• SHORT EXERCISE: Lay out every line of the material below as a numbered list, skipping blank lines and leaving out the pictures.
::::
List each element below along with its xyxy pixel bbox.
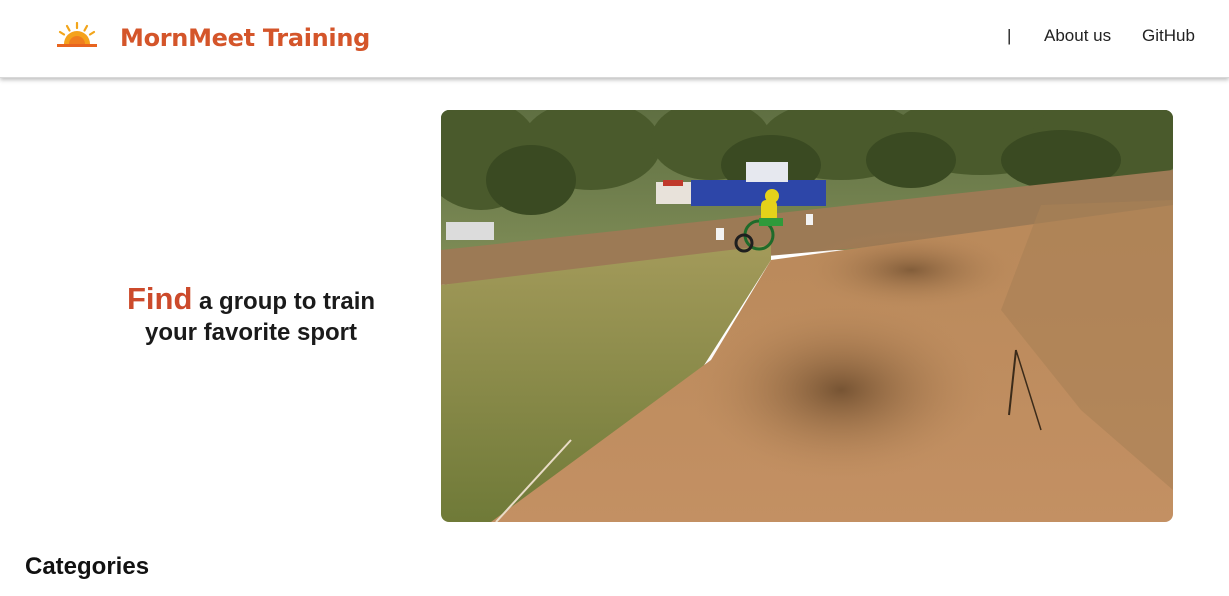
hero-line-2: your favorite sport: [144, 319, 358, 346]
hero-headline: Find a group to train your favorite spor…: [100, 283, 402, 348]
categories-heading: Categories: [25, 553, 150, 580]
nav-link-about[interactable]: About us: [1044, 25, 1111, 47]
sunrise-icon[interactable]: [55, 21, 99, 50]
hero-highlight-word: Find: [126, 281, 193, 316]
hero-line-1: a group to train: [192, 288, 376, 315]
hero-video[interactable]: [441, 110, 1173, 522]
nav-separator: |: [1007, 26, 1012, 45]
brand-name[interactable]: MornMeet Training: [120, 22, 370, 54]
top-header: MornMeet Training | About us GitHub: [0, 0, 1229, 78]
nav-link-github[interactable]: GitHub: [1142, 25, 1195, 47]
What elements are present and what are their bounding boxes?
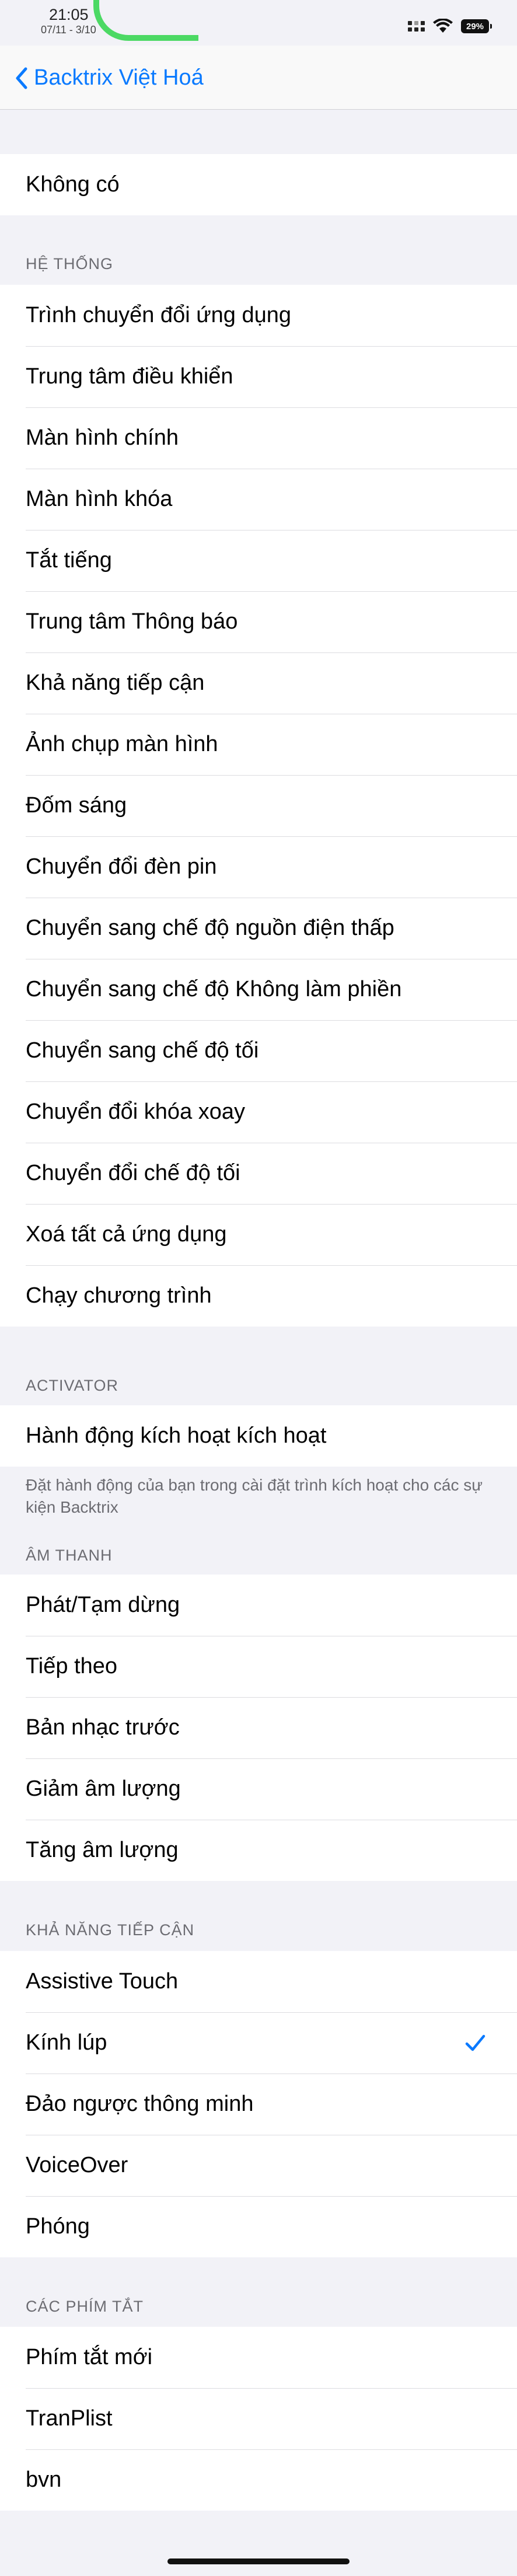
list-item[interactable]: Chuyển sang chế độ tối — [0, 1020, 517, 1081]
list-item-label: Kính lúp — [26, 2030, 107, 2055]
list-item[interactable]: Trung tâm Thông báo — [0, 591, 517, 652]
list-item[interactable]: Bản nhạc trước — [0, 1697, 517, 1758]
list-item-none[interactable]: Không có — [0, 154, 517, 215]
list-item[interactable]: Màn hình khóa — [0, 469, 517, 530]
signal-icon — [408, 21, 425, 32]
status-bar: 21:05 07/11 - 3/10 29% — [0, 0, 517, 46]
screen-recording-indicator — [93, 0, 198, 41]
checkmark-icon — [465, 2034, 485, 2051]
status-time: 21:05 — [49, 6, 89, 23]
battery-indicator: 29% — [461, 19, 492, 33]
list-item[interactable]: Chuyển đổi chế độ tối — [0, 1143, 517, 1204]
shortcuts-group: Phím tắt mới TranPlist bvn — [0, 2327, 517, 2511]
list-item[interactable]: Màn hình chính — [0, 407, 517, 469]
list-item[interactable]: Phát/Tạm dừng — [0, 1575, 517, 1636]
back-button[interactable]: Backtrix Việt Hoá — [15, 65, 204, 90]
list-item[interactable]: Trung tâm điều khiển — [0, 346, 517, 407]
none-group: Không có — [0, 154, 517, 215]
navigation-bar: Backtrix Việt Hoá — [0, 46, 517, 110]
list-item[interactable]: Tăng âm lượng — [0, 1820, 517, 1881]
activator-group: Hành động kích hoạt kích hoạt — [0, 1405, 517, 1467]
sound-group: Phát/Tạm dừng Tiếp theo Bản nhạc trước G… — [0, 1575, 517, 1881]
list-item[interactable]: Chuyển đổi đèn pin — [0, 836, 517, 898]
activator-footer-note: Đặt hành động của bạn trong cài đặt trìn… — [26, 1476, 483, 1516]
list-item[interactable]: TranPlist — [0, 2388, 517, 2449]
home-indicator[interactable] — [167, 2558, 350, 2564]
list-item[interactable]: Chạy chương trình — [0, 1265, 517, 1327]
list-item-selected[interactable]: Kính lúp — [0, 2012, 517, 2074]
wifi-icon — [433, 19, 453, 33]
status-date: 07/11 - 3/10 — [41, 24, 96, 36]
list-item[interactable]: Phóng — [0, 2196, 517, 2257]
section-header-activator: ACTIVATOR — [26, 1377, 119, 1394]
list-item[interactable]: Khả năng tiếp cận — [0, 652, 517, 714]
list-item[interactable]: Phím tắt mới — [0, 2327, 517, 2388]
section-header-accessibility: KHẢ NĂNG TIẾP CẬN — [26, 1921, 195, 1939]
system-group: Trình chuyển đổi ứng dụng Trung tâm điều… — [0, 285, 517, 1327]
status-icons: 29% — [408, 19, 492, 34]
list-item[interactable]: Xoá tất cả ứng dụng — [0, 1204, 517, 1265]
list-item[interactable]: Đảo ngược thông minh — [0, 2074, 517, 2135]
list-item[interactable]: Chuyển sang chế độ nguồn điện thấp — [0, 898, 517, 959]
section-header-sound: ÂM THANH — [26, 1547, 113, 1564]
list-item[interactable]: Chuyển sang chế độ Không làm phiền — [0, 959, 517, 1020]
list-item-activator-action[interactable]: Hành động kích hoạt kích hoạt — [0, 1405, 517, 1467]
list-item[interactable]: bvn — [0, 2449, 517, 2511]
list-item[interactable]: Chuyển đổi khóa xoay — [0, 1081, 517, 1143]
list-item[interactable]: Trình chuyển đổi ứng dụng — [0, 285, 517, 346]
accessibility-group: Assistive Touch Kính lúp Đảo ngược thông… — [0, 1951, 517, 2257]
list-item[interactable]: Assistive Touch — [0, 1951, 517, 2012]
section-header-shortcuts: CÁC PHÍM TẮT — [26, 2298, 144, 2315]
section-header-system: HỆ THỐNG — [26, 255, 114, 273]
list-item[interactable]: Ảnh chụp màn hình — [0, 714, 517, 775]
list-item[interactable]: Tiếp theo — [0, 1636, 517, 1697]
list-item[interactable]: Đốm sáng — [0, 775, 517, 836]
list-item[interactable]: Giảm âm lượng — [0, 1758, 517, 1820]
back-button-label: Backtrix Việt Hoá — [34, 65, 204, 90]
chevron-left-icon — [16, 67, 27, 89]
list-item[interactable]: VoiceOver — [0, 2135, 517, 2196]
list-item[interactable]: Tắt tiếng — [0, 530, 517, 591]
::::
• RESPONSE FOR THIS EXERCISE:
1. List each element below along with its xyxy pixel bbox.
2. hero-line-2: your favorite sport: [144, 319, 358, 346]
3. hero-headline: Find a group to train your favorite spor…: [100, 283, 402, 348]
4. categories-heading: Categories: [25, 553, 150, 580]
5. nav-link-about[interactable]: About us: [1044, 25, 1111, 47]
6. sunrise-icon[interactable]: [55, 21, 99, 50]
7. hero-highlight-word: Find: [126, 281, 193, 316]
8. hero-line-1: a group to train: [192, 288, 376, 315]
9. hero-video[interactable]: [441, 110, 1173, 522]
10. nav-separator: |: [1007, 26, 1012, 45]
11. brand-name[interactable]: MornMeet Training: [120, 22, 370, 54]
12. top-header: MornMeet Training | About us GitHub: [0, 0, 1229, 78]
13. nav-link-github[interactable]: GitHub: [1142, 25, 1195, 47]
14. What elements are present and what are their bounding boxes?
15. list-item[interactable]: Chuyển sang chế độ tối — [0, 1020, 517, 1081]
16. list-item-label: Kính lúp — [26, 2030, 107, 2055]
17. list-item[interactable]: Trung tâm Thông báo — [0, 591, 517, 652]
18. list-item[interactable]: Bản nhạc trước — [0, 1697, 517, 1758]
19. list-item-none[interactable]: Không có — [0, 154, 517, 215]
20. list-item[interactable]: Màn hình khóa — [0, 469, 517, 530]
21. signal-icon — [408, 21, 425, 32]
22. status-bar: 21:05 07/11 - 3/10 29% — [0, 0, 517, 46]
23. screen-recording-indicator — [93, 0, 198, 41]
24. checkmark-icon — [465, 2034, 485, 2051]
25. status-time: 21:05 — [49, 6, 89, 23]
26. battery-indicator: 29% — [461, 19, 492, 33]
27. list-item[interactable]: Chuyển đổi chế độ tối — [0, 1143, 517, 1204]
28. shortcuts-group: Phím tắt mới TranPlist bvn — [0, 2327, 517, 2511]
29. list-item[interactable]: Màn hình chính — [0, 407, 517, 469]
30. list-item[interactable]: Phát/Tạm dừng — [0, 1575, 517, 1636]
31. back-button[interactable]: Backtrix Việt Hoá — [15, 65, 204, 90]
32. list-item[interactable]: Trung tâm điều khiển — [0, 346, 517, 407]
33. none-group: Không có — [0, 154, 517, 215]
34. navigation-bar: Backtrix Việt Hoá — [0, 46, 517, 110]
35. list-item[interactable]: Tăng âm lượng — [0, 1820, 517, 1881]
36. activator-group: Hành động kích hoạt kích hoạt — [0, 1405, 517, 1467]
37. sound-group: Phát/Tạm dừng Tiếp theo Bản nhạc trước G… — [0, 1575, 517, 1881]
38. list-item[interactable]: Chuyển đổi đèn pin — [0, 836, 517, 898]
39. activator-footer-note: Đặt hành động của bạn trong cài đặt trìn… — [26, 1476, 483, 1516]
40. list-item[interactable]: TranPlist — [0, 2388, 517, 2449]
41. home-indicator[interactable] — [167, 2558, 350, 2564]
42. list-item[interactable]: Chạy chương trình — [0, 1265, 517, 1327]
43. list-item-selected[interactable]: Kính lúp — [0, 2012, 517, 2074]
44. wifi-icon — [433, 19, 453, 33]
45. status-date: 07/11 - 3/10 — [41, 24, 96, 36]
46. list-item[interactable]: Phóng — [0, 2196, 517, 2257]
47. section-header-activator: ACTIVATOR — [26, 1377, 119, 1394]
48. list-item[interactable]: Khả năng tiếp cận — [0, 652, 517, 714]
49. list-item[interactable]: Phím tắt mới — [0, 2327, 517, 2388]
50. section-header-accessibility: KHẢ NĂNG TIẾP CẬN — [26, 1921, 195, 1939]
51. system-group: Trình chuyển đổi ứng dụng Trung tâm điều… — [0, 285, 517, 1327]
52. status-icons: 29% — [408, 19, 492, 34]
53. list-item[interactable]: Xoá tất cả ứng dụng — [0, 1204, 517, 1265]
54. list-item[interactable]: Đảo ngược thông minh — [0, 2074, 517, 2135]
55. list-item[interactable]: Chuyển sang chế độ nguồn điện thấp — [0, 898, 517, 959]
56. section-header-sound: ÂM THANH — [26, 1547, 113, 1564]
57. list-item[interactable]: Chuyển sang chế độ Không làm phiền — [0, 959, 517, 1020]
58. list-item-activator-action[interactable]: Hành động kích hoạt kích hoạt — [0, 1405, 517, 1467]
59. list-item[interactable]: bvn — [0, 2449, 517, 2511]
60. list-item[interactable]: Chuyển đổi khóa xoay — [0, 1081, 517, 1143]
61. list-item[interactable]: Trình chuyển đổi ứng dụng — [0, 285, 517, 346]
62. accessibility-group: Assistive Touch Kính lúp Đảo ngược thông… — [0, 1951, 517, 2257]
63. list-item[interactable]: Assistive Touch — [0, 1951, 517, 2012]
64. section-header-shortcuts: CÁC PHÍM TẮT — [26, 2298, 144, 2315]
65. section-header-system: HỆ THỐNG — [26, 255, 114, 273]
66. list-item[interactable]: Ảnh chụp màn hình — [0, 714, 517, 775]
67. list-item[interactable]: Tiếp theo — [0, 1636, 517, 1697]
68. list-item[interactable]: Đốm sáng — [0, 775, 517, 836]
69. list-item[interactable]: Giảm âm lượng — [0, 1758, 517, 1820]
70. back-button-label: Backtrix Việt Hoá — [34, 65, 204, 90]
71. chevron-left-icon — [16, 67, 27, 89]
72. list-item[interactable]: VoiceOver — [0, 2135, 517, 2196]
73. list-item[interactable]: Tắt tiếng — [0, 530, 517, 591]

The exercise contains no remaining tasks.